▸ **The exercise**
Copy each line exactly. Leave nothing out.

※ ※ ※

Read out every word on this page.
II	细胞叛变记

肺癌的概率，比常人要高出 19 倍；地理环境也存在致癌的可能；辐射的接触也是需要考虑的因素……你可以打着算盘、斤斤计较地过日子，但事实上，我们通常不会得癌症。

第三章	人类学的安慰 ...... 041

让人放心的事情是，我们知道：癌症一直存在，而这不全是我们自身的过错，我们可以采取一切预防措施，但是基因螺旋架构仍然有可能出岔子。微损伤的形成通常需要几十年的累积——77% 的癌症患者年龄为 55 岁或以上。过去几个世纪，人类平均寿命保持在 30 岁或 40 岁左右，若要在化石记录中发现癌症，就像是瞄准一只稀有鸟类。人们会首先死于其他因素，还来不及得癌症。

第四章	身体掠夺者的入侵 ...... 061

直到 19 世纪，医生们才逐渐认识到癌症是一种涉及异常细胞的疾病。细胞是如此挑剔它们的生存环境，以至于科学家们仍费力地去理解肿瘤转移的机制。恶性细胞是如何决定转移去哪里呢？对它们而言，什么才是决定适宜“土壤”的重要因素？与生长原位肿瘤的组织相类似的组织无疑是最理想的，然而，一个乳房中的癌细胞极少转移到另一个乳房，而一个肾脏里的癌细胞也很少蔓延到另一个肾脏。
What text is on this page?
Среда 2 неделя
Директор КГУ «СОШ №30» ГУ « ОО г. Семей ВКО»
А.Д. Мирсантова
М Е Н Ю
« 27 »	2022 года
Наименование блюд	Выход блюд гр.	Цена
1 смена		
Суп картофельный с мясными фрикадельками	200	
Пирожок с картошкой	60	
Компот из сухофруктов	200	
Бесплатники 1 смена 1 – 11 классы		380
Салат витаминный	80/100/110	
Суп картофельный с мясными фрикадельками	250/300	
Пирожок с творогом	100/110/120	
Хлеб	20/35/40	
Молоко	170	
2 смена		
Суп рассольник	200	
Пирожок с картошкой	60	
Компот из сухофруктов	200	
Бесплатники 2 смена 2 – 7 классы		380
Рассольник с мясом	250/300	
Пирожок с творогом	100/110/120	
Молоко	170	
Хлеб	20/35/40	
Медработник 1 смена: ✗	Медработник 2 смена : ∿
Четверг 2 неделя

※ ※ ※

▸ **Result**
Read out every word on this page.
II	细胞叛变记

肺癌的概率，比常人要高出 19 倍；地理环境也存在致癌的可能；辐射的接触也是需要考虑的因素……你可以打着算盘、斤斤计较地过日子，但事实上，我们通常不会得癌症。

第三章	人类学的安慰 ...... 041

让人放心的事情是，我们知道：癌症一直存在，而这不全是我们自身的过错，我们可以采取一切预防措施，但是基因螺旋架构仍然有可能出岔子。微损伤的形成通常需要几十年的累积——77% 的癌症患者年龄为 55 岁或以上。过去几个世纪，人类平均寿命保持在 30 岁或 40 岁左右，若要在化石记录中发现癌症，就像是瞄准一只稀有鸟类。人们会首先死于其他因素，还来不及得癌症。

第四章	身体掠夺者的入侵 ...... 061

直到 19 世纪，医生们才逐渐认识到癌症是一种涉及异常细胞的疾病。细胞是如此挑剔它们的生存环境，以至于科学家们仍费力地去理解肿瘤转移的机制。恶性细胞是如何决定转移去哪里呢？对它们而言，什么才是决定适宜“土壤”的重要因素？与生长原位肿瘤的组织相类似的组织无疑是最理想的，然而，一个乳房中的癌细胞极少转移到另一个乳房，而一个肾脏里的癌细胞也很少蔓延到另一个肾脏。
What text is on this page?
Среда 2 неделя
Директор КГУ «СОШ №30» ГУ « ОО г. Семей ВКО»
А.Д. Мирсантова
М Е Н Ю
« 27 »	2022 года
Наименование блюд	Выход блюд гр.	Цена
1 смена		
Суп картофельный с мясными фрикадельками	200	
Пирожок с картошкой	60	
Компот из сухофруктов	200	
Бесплатники 1 смена 1 – 11 классы		380
Салат витаминный	80/100/110	
Суп картофельный с мясными фрикадельками	250/300	
Пирожок с творогом	100/110/120	
Хлеб	20/35/40	
Молоко	170	
2 смена		
Суп рассольник	200	
Пирожок с картошкой	60	
Компот из сухофруктов	200	
Бесплатники 2 смена 2 – 7 классы		380
Рассольник с мясом	250/300	
Пирожок с творогом	100/110/120	
Молоко	170	
Хлеб	20/35/40	
Медработник 1 смена: ✗	Медработник 2 смена : ∿
Четверг 2 неделя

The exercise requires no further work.